### What the task asks
Pictures do not belong in the copy; restate the records below word for word.

### Given records
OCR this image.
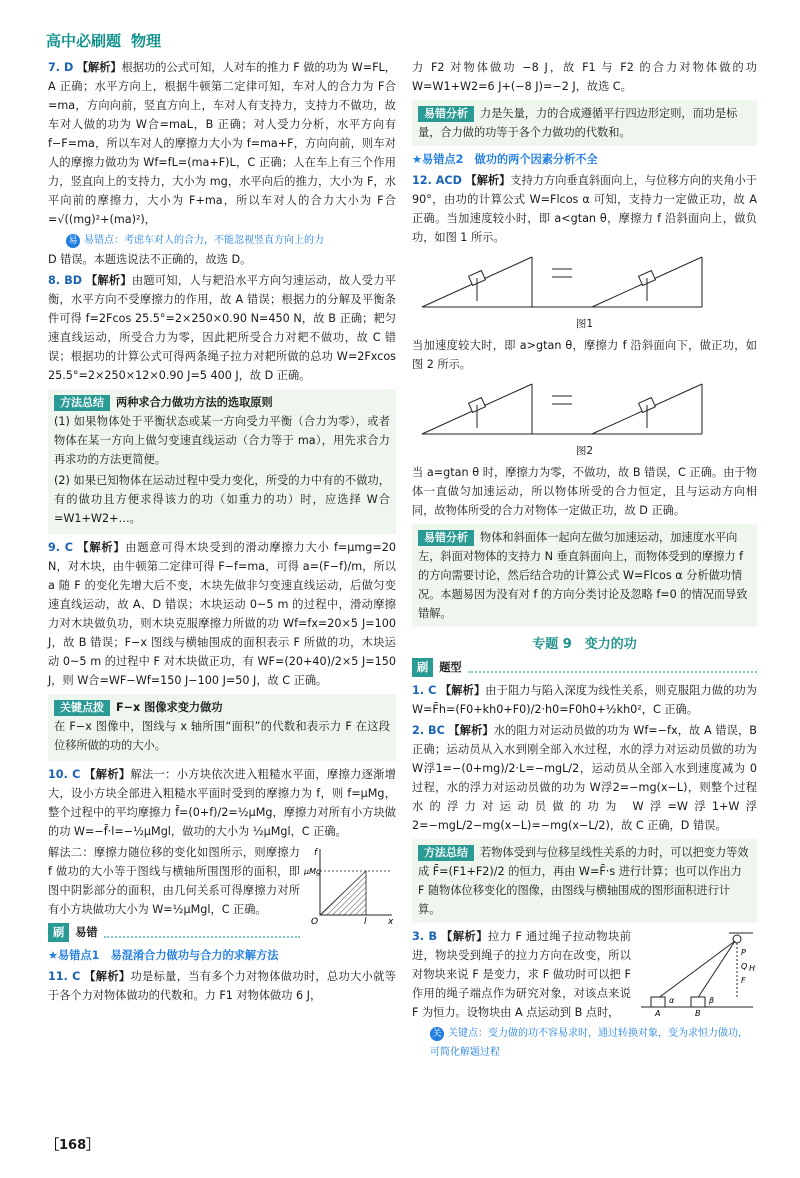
高中必刷题 物理

7. D 【解析】根据功的公式可知，人对车的推力 F 做的功为 W=FL，A 正确；水平方向上，根据牛顿第二定律可知，车对人的合力为 F合=ma，方向向前，竖直方向上，车对人有支持力，支持力不做功，故车对人做的功为 W合=maL，B 正确；对人受力分析，水平方向有 f−F=ma，所以车对人的摩擦力大小为 f=ma+F，方向向前，则车对人的摩擦力做功为 Wf=fL=(ma+F)L，C 正确；人在车上有三个作用力，竖直向上的支持力，大小为 mg，水平向后的推力，大小为 F，水平向前的摩擦力，大小为 F+ma，所以车对人的合力大小为 F合=√((mg)²+(ma)²)，

易 易错点：考虑车对人的合力，不能忽视竖直方向上的力

D 错误。本题选说法不正确的，故选 D。

8. BD 【解析】由题可知，人与耙沿水平方向匀速运动，故人受力平衡，水平方向不受摩擦力的作用，故 A 错误；根据力的分解及平衡条件可得 f=2Fcos 25.5°=2×250×0.90 N=450 N，故 B 正确；耙匀速直线运动，所受合力为零，因此耙所受合力对耙不做功，故 C 错误；根据功的计算公式可得两条绳子拉力对耙所做的总功 W=2Fxcos 25.5°=2×250×12×0.90 J=5 400 J，故 D 正确。

方法总结 两种求合力做功方法的选取原则

(1) 如果物体处于平衡状态或某一方向受力平衡（合力为零），或者物体在某一方向上做匀变速直线运动（合力等于 ma），用先求合力再求功的方法更简便。

(2) 如果已知物体在运动过程中受力变化，所受的力中有的不做功，有的做功且方便求得该力的功（如重力的功）时，应选择 W合=W1+W2+…。

9. C 【解析】由题意可得木块受到的滑动摩擦力大小 f=μmg=20 N，对木块，由牛顿第二定律可得 F−f=ma，可得 a=(F−f)/m，所以 a 随 F 的变化先增大后不变，木块先做非匀变速直线运动，后做匀变速直线运动，故 A、D 错误；木块运动 0~5 m 的过程中，滑动摩擦力对木块做负功，则木块克服摩擦力所做的功 Wf=fx=20×5 J=100 J，故 B 错误；F−x 图线与横轴围成的面积表示 F 所做的功，木块运动 0~5 m 的过程中 F 对木块做正功，有 WF=(20+40)/2×5 J=150 J，则 W合=WF−Wf=150 J−100 J=50 J，故 C 正确。

关键点拨 F−x 图像求变力做功

在 F−x 图像中，图线与 x 轴所围“面积”的代数和表示力 F 在这段位移所做的功的大小。

10. C 【解析】解法一：小方块依次进入粗糙水平面，摩擦力逐渐增大，设小方块全部进入粗糙水平面时受到的摩擦力为 f，则 f=μMg，整个过程中的平均摩擦力 f̄=(0+f)/2=½μMg，摩擦力对所有小方块做的功 W=−f̄·l=−½μMgl，做功的大小为 ½μMgl，C 正确。

f
μMg
x
l
O

解法二：摩擦力随位移的变化如图所示，则摩擦力 f 做功的大小等于图线与横轴所围图形的面积，即图中阴影部分的面积，由几何关系可得摩擦力对所有小方块做功大小为 W=½μMgl，C 正确。

刷 易错
★易错点1　易混淆合力做功与合力的求解方法

11. C 【解析】功是标量，当有多个力对物体做功时，总功大小就等于各个力对物体做功的代数和。力 F1 对物体做功 6 J，

力 F2 对物体做功 −8 J，故 F1 与 F2 的合力对物体做的功 W=W1+W2=6 J+(−8 J)=−2 J，故选 C。

易错分析 力是矢量，力的合成遵循平行四边形定则，而功是标量，合力做的功等于各个力做功的代数和。
★易错点2　做功的两个因素分析不全

12. ACD 【解析】支持力方向垂直斜面向上，与位移方向的夹角小于 90°，由功的计算公式 W=Flcos α 可知，支持力一定做正功，故 A 正确。当加速度较小时，即 a<gtan θ，摩擦力 f 沿斜面向上，做负功，如图 1 所示。

图1

当加速度较大时，即 a>gtan θ，摩擦力 f 沿斜面向下，做正功，如图 2 所示。

图2

当 a=gtan θ 时，摩擦力为零，不做功，故 B 错误，C 正确。由于物体一直做匀加速运动，所以物体所受的合力恒定，且与运动方向相同，故物体所受的合力对物体一定做正功，故 D 正确。

易错分析 物体和斜面体一起向左做匀加速运动，加速度水平向左，斜面对物体的支持力 N 垂直斜面向上，而物体受到的摩擦力 f 的方向需要讨论，然后结合功的计算公式 W=Flcos α 分析做功情况。本题易因为没有对 f 的方向分类讨论及忽略 f=0 的情况而导致错解。
专题 9　变力的功
刷 题型

1. C 【解析】由于阻力与陷入深度为线性关系，则克服阻力做的功为 W=F̄h=(F0+kh0+F0)/2·h0=F0h0+½kh0²，C 正确。

2. BC 【解析】水的阻力对运动员做的功为 Wf=−fx，故 A 错误，B 正确；运动员从入水到刚全部入水过程，水的浮力对运动员做的功为 W浮1=−(0+mg)/2·L=−mgL/2，运动员从全部入水到速度减为 0 过程，水的浮力对运动员做的功为 W浮2=−mg(x−L)，则整个过程水的浮力对运动员做的功为 W浮=W浮1+W浮2=−mgL/2−mg(x−L)=−mg(x−L/2)，故 C 正确，D 错误。

方法总结 若物体受到与位移呈线性关系的力时，可以把变力等效成 F̄=(F1+F2)/2 的恒力，再由 W=F̄·s 进行计算；也可以作出力 F 随物体位移变化的图像，由图线与横轴围成的图形面积进行计算。
P
Q
F
H
α	β
A	B

3. B 【解析】拉力 F 通过绳子拉动物块前进，物块受到绳子的拉力方向在改变，所以对物块来说 F 是变力，求 F 做功时可以把 F 作用的绳子端点作为研究对象，对该点来说 F 为恒力。设物块由 A 点运动到 B 点时，

关 关键点：变力做的功不容易求时，通过转换对象，变为求恒力做功，可简化解题过程
［168］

### Answer to the task
OCR this image.
高中必刷题 物理

7. D 【解析】根据功的公式可知，人对车的推力 F 做的功为 W=FL，A 正确；水平方向上，根据牛顿第二定律可知，车对人的合力为 F合=ma，方向向前，竖直方向上，车对人有支持力，支持力不做功，故车对人做的功为 W合=maL，B 正确；对人受力分析，水平方向有 f−F=ma，所以车对人的摩擦力大小为 f=ma+F，方向向前，则车对人的摩擦力做功为 Wf=fL=(ma+F)L，C 正确；人在车上有三个作用力，竖直向上的支持力，大小为 mg，水平向后的推力，大小为 F，水平向前的摩擦力，大小为 F+ma，所以车对人的合力大小为 F合=√((mg)²+(ma)²)，

易 易错点：考虑车对人的合力，不能忽视竖直方向上的力

D 错误。本题选说法不正确的，故选 D。

8. BD 【解析】由题可知，人与耙沿水平方向匀速运动，故人受力平衡，水平方向不受摩擦力的作用，故 A 错误；根据力的分解及平衡条件可得 f=2Fcos 25.5°=2×250×0.90 N=450 N，故 B 正确；耙匀速直线运动，所受合力为零，因此耙所受合力对耙不做功，故 C 错误；根据功的计算公式可得两条绳子拉力对耙所做的总功 W=2Fxcos 25.5°=2×250×12×0.90 J=5 400 J，故 D 正确。

方法总结 两种求合力做功方法的选取原则

(1) 如果物体处于平衡状态或某一方向受力平衡（合力为零），或者物体在某一方向上做匀变速直线运动（合力等于 ma），用先求合力再求功的方法更简便。

(2) 如果已知物体在运动过程中受力变化，所受的力中有的不做功，有的做功且方便求得该力的功（如重力的功）时，应选择 W合=W1+W2+…。

9. C 【解析】由题意可得木块受到的滑动摩擦力大小 f=μmg=20 N，对木块，由牛顿第二定律可得 F−f=ma，可得 a=(F−f)/m，所以 a 随 F 的变化先增大后不变，木块先做非匀变速直线运动，后做匀变速直线运动，故 A、D 错误；木块运动 0~5 m 的过程中，滑动摩擦力对木块做负功，则木块克服摩擦力所做的功 Wf=fx=20×5 J=100 J，故 B 错误；F−x 图线与横轴围成的面积表示 F 所做的功，木块运动 0~5 m 的过程中 F 对木块做正功，有 WF=(20+40)/2×5 J=150 J，则 W合=WF−Wf=150 J−100 J=50 J，故 C 正确。

关键点拨 F−x 图像求变力做功

在 F−x 图像中，图线与 x 轴所围“面积”的代数和表示力 F 在这段位移所做的功的大小。

10. C 【解析】解法一：小方块依次进入粗糙水平面，摩擦力逐渐增大，设小方块全部进入粗糙水平面时受到的摩擦力为 f，则 f=μMg，整个过程中的平均摩擦力 f̄=(0+f)/2=½μMg，摩擦力对所有小方块做的功 W=−f̄·l=−½μMgl，做功的大小为 ½μMgl，C 正确。

f
μMg
x
l
O

解法二：摩擦力随位移的变化如图所示，则摩擦力 f 做功的大小等于图线与横轴所围图形的面积，即图中阴影部分的面积，由几何关系可得摩擦力对所有小方块做功大小为 W=½μMgl，C 正确。

刷 易错
★易错点1　易混淆合力做功与合力的求解方法

11. C 【解析】功是标量，当有多个力对物体做功时，总功大小就等于各个力对物体做功的代数和。力 F1 对物体做功 6 J，

力 F2 对物体做功 −8 J，故 F1 与 F2 的合力对物体做的功 W=W1+W2=6 J+(−8 J)=−2 J，故选 C。

易错分析 力是矢量，力的合成遵循平行四边形定则，而功是标量，合力做的功等于各个力做功的代数和。
★易错点2　做功的两个因素分析不全

12. ACD 【解析】支持力方向垂直斜面向上，与位移方向的夹角小于 90°，由功的计算公式 W=Flcos α 可知，支持力一定做正功，故 A 正确。当加速度较小时，即 a<gtan θ，摩擦力 f 沿斜面向上，做负功，如图 1 所示。

图1

当加速度较大时，即 a>gtan θ，摩擦力 f 沿斜面向下，做正功，如图 2 所示。

图2

当 a=gtan θ 时，摩擦力为零，不做功，故 B 错误，C 正确。由于物体一直做匀加速运动，所以物体所受的合力恒定，且与运动方向相同，故物体所受的合力对物体一定做正功，故 D 正确。

易错分析 物体和斜面体一起向左做匀加速运动，加速度水平向左，斜面对物体的支持力 N 垂直斜面向上，而物体受到的摩擦力 f 的方向需要讨论，然后结合功的计算公式 W=Flcos α 分析做功情况。本题易因为没有对 f 的方向分类讨论及忽略 f=0 的情况而导致错解。
专题 9　变力的功
刷 题型

1. C 【解析】由于阻力与陷入深度为线性关系，则克服阻力做的功为 W=F̄h=(F0+kh0+F0)/2·h0=F0h0+½kh0²，C 正确。

2. BC 【解析】水的阻力对运动员做的功为 Wf=−fx，故 A 错误，B 正确；运动员从入水到刚全部入水过程，水的浮力对运动员做的功为 W浮1=−(0+mg)/2·L=−mgL/2，运动员从全部入水到速度减为 0 过程，水的浮力对运动员做的功为 W浮2=−mg(x−L)，则整个过程水的浮力对运动员做的功为 W浮=W浮1+W浮2=−mgL/2−mg(x−L)=−mg(x−L/2)，故 C 正确，D 错误。

方法总结 若物体受到与位移呈线性关系的力时，可以把变力等效成 F̄=(F1+F2)/2 的恒力，再由 W=F̄·s 进行计算；也可以作出力 F 随物体位移变化的图像，由图线与横轴围成的图形面积进行计算。
P
Q
F
H
α	β
A	B

3. B 【解析】拉力 F 通过绳子拉动物块前进，物块受到绳子的拉力方向在改变，所以对物块来说 F 是变力，求 F 做功时可以把 F 作用的绳子端点作为研究对象，对该点来说 F 为恒力。设物块由 A 点运动到 B 点时，

关 关键点：变力做的功不容易求时，通过转换对象，变为求恒力做功，可简化解题过程
［168］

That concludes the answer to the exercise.